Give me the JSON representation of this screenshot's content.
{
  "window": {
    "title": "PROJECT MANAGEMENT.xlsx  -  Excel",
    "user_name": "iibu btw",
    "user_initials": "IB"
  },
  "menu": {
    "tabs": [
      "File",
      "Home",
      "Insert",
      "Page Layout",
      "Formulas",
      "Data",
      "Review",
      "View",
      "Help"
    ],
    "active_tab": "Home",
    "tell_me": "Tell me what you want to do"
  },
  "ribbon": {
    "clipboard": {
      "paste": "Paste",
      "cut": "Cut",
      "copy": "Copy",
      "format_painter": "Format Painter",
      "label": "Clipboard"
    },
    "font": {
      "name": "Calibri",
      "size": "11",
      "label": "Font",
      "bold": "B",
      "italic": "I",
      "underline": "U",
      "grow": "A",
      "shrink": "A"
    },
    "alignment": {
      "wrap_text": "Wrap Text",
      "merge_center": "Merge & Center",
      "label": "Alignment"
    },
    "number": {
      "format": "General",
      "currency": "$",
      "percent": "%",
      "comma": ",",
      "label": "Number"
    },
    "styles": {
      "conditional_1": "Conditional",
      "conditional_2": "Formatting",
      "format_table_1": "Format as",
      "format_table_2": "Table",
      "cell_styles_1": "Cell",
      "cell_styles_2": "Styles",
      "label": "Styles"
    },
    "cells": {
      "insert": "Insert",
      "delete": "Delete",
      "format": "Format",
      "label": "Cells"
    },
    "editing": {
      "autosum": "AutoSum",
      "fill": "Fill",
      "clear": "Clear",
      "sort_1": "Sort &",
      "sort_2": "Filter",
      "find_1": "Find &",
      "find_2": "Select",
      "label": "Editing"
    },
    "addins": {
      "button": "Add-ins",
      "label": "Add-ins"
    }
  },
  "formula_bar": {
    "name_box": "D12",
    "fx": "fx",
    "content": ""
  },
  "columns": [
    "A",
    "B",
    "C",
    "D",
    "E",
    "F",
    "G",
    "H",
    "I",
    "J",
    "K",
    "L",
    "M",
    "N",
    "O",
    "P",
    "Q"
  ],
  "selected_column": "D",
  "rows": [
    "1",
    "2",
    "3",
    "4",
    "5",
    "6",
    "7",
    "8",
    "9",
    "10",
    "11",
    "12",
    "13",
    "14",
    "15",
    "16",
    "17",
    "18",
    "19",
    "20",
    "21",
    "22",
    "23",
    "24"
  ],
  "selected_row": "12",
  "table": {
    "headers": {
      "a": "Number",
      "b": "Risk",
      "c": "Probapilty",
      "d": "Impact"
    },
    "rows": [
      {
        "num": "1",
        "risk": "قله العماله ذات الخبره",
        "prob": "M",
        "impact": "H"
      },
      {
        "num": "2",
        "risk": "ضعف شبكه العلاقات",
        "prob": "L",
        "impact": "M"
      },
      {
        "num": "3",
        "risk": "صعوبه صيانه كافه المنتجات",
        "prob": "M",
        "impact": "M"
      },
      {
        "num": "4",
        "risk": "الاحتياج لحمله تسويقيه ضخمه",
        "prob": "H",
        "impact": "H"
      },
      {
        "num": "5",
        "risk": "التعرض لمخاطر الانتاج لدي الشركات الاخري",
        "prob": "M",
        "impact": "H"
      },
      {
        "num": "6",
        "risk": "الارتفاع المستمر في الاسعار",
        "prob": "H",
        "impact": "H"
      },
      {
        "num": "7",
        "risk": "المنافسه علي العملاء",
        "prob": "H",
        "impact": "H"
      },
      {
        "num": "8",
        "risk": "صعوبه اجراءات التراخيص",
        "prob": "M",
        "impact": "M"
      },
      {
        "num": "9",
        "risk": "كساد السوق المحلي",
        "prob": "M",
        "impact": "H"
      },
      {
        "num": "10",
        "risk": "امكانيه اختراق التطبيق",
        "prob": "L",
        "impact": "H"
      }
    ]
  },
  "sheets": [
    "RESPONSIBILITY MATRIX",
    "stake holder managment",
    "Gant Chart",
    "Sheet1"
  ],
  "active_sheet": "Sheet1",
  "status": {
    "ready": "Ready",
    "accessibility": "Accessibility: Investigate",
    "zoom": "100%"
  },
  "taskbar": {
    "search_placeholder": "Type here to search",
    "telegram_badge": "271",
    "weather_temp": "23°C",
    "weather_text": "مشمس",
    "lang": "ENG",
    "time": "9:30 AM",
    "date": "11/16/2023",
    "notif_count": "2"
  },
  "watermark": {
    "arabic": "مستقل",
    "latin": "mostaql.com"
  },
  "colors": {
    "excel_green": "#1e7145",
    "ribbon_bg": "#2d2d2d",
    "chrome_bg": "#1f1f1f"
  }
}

• [WRITTEN PROBLEM]:
Filter the records down to the lines that contain the string "content", and copy those lines.

• [RESPONSE TO THE EXERCISE]:
Give me the JSON representation of this screenshot's content.
    "content": ""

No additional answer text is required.